◆ Extracted data entries:
::::::::

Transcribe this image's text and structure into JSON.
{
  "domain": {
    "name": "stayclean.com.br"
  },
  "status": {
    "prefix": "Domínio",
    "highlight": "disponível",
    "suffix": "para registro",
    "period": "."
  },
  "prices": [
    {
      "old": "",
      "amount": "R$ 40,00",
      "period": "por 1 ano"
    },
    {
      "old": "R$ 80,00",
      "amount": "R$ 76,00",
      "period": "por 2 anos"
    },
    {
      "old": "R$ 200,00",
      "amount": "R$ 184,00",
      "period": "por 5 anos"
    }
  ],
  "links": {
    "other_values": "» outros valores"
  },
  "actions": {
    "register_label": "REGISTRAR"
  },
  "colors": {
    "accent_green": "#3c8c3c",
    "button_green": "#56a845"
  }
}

::::::::

◆ STATED TASK:
Above are the records; retype them all without a single difference.

◆ TASK ANSWER:
Transcribe this image's text and structure into JSON.
{
  "domain": {
    "name": "stayclean.com.br"
  },
  "status": {
    "prefix": "Domínio",
    "highlight": "disponível",
    "suffix": "para registro",
    "period": "."
  },
  "prices": [
    {
      "old": "",
      "amount": "R$ 40,00",
      "period": "por 1 ano"
    },
    {
      "old": "R$ 80,00",
      "amount": "R$ 76,00",
      "period": "por 2 anos"
    },
    {
      "old": "R$ 200,00",
      "amount": "R$ 184,00",
      "period": "por 5 anos"
    }
  ],
  "links": {
    "other_values": "» outros valores"
  },
  "actions": {
    "register_label": "REGISTRAR"
  },
  "colors": {
    "accent_green": "#3c8c3c",
    "button_green": "#56a845"
  }
}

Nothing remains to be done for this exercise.